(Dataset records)
***

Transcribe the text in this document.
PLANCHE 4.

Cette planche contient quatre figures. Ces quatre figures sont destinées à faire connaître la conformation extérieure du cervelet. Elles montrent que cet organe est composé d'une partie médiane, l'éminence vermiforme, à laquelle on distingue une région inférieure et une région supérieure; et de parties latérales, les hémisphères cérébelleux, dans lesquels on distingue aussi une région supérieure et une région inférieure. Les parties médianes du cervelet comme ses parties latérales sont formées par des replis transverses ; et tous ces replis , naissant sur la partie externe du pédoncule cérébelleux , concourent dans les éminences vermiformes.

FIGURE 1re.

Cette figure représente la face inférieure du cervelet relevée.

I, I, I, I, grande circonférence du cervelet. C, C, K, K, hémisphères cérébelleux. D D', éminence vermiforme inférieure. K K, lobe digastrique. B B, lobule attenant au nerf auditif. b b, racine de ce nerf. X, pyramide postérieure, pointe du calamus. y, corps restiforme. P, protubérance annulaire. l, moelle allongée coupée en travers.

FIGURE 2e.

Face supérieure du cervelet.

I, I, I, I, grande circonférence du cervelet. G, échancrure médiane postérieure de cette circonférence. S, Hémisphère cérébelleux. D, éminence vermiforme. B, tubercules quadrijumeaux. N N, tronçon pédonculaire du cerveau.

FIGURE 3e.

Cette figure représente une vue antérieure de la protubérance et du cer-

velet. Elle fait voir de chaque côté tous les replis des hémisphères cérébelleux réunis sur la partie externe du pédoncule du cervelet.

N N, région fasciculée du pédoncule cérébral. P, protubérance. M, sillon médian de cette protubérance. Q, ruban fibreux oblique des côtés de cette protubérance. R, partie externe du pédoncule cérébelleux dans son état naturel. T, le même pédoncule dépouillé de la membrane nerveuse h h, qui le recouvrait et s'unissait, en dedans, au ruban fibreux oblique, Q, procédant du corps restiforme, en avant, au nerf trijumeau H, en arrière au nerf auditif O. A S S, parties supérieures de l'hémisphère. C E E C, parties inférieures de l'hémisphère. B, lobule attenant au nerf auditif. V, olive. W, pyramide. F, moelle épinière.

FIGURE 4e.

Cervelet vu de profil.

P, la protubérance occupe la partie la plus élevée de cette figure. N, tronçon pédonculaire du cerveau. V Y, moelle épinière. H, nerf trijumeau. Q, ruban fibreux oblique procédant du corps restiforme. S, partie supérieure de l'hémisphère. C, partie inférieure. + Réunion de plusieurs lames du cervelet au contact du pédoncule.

***

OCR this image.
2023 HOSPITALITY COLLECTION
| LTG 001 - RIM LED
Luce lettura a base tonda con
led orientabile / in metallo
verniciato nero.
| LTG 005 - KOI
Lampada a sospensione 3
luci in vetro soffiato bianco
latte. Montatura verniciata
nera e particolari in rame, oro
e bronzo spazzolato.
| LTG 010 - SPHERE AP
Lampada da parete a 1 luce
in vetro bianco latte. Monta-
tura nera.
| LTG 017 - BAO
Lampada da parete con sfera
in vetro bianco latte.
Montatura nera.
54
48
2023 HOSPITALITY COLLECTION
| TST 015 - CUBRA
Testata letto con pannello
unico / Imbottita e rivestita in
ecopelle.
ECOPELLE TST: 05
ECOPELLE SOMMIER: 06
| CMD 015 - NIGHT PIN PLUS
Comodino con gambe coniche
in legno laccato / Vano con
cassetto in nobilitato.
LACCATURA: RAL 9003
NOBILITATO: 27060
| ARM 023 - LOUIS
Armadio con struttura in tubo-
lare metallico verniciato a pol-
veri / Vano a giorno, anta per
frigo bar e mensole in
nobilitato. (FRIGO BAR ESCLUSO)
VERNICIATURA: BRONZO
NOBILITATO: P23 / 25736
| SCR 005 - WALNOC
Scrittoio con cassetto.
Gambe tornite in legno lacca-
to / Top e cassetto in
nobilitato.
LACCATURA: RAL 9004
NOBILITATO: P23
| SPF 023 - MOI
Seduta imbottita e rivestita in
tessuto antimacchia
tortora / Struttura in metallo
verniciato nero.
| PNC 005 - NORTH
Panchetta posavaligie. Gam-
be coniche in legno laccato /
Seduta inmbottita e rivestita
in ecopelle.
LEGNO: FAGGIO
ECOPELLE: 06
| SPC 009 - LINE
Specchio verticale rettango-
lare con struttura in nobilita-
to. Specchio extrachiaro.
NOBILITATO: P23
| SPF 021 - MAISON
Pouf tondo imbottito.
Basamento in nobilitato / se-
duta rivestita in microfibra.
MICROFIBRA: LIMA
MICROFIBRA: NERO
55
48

***

## WHAT TO DO
Identify every line above that includes the word "restiforme", and show those lines.

## WRITTEN ANSWER
I, I, I, I, grande circonférence du cervelet. C, C, K, K, hémisphères cérébelleux. D D', éminence vermiforme inférieure. K K, lobe digastrique. B B, lobule attenant au nerf auditif. b b, racine de ce nerf. X, pyramide postérieure, pointe du calamus. y, corps restiforme. P, protubérance annulaire. l, moelle allongée coupée en travers.
N N, région fasciculée du pédoncule cérébral. P, protubérance. M, sillon médian de cette protubérance. Q, ruban fibreux oblique des côtés de cette protubérance. R, partie externe du pédoncule cérébelleux dans son état naturel. T, le même pédoncule dépouillé de la membrane nerveuse h h, qui le recouvrait et s'unissait, en dedans, au ruban fibreux oblique, Q, procédant du corps restiforme, en avant, au nerf trijumeau H, en arrière au nerf auditif O. A S S, parties supérieures de l'hémisphère. C E E C, parties inférieures de l'hémisphère. B, lobule attenant au nerf auditif. V, olive. W, pyramide. F, moelle épinière.
P, la protubérance occupe la partie la plus élevée de cette figure. N, tronçon pédonculaire du cerveau. V Y, moelle épinière. H, nerf trijumeau. Q, ruban fibreux oblique procédant du corps restiforme. S, partie supérieure de l'hémisphère. C, partie inférieure. + Réunion de plusieurs lames du cervelet au contact du pédoncule.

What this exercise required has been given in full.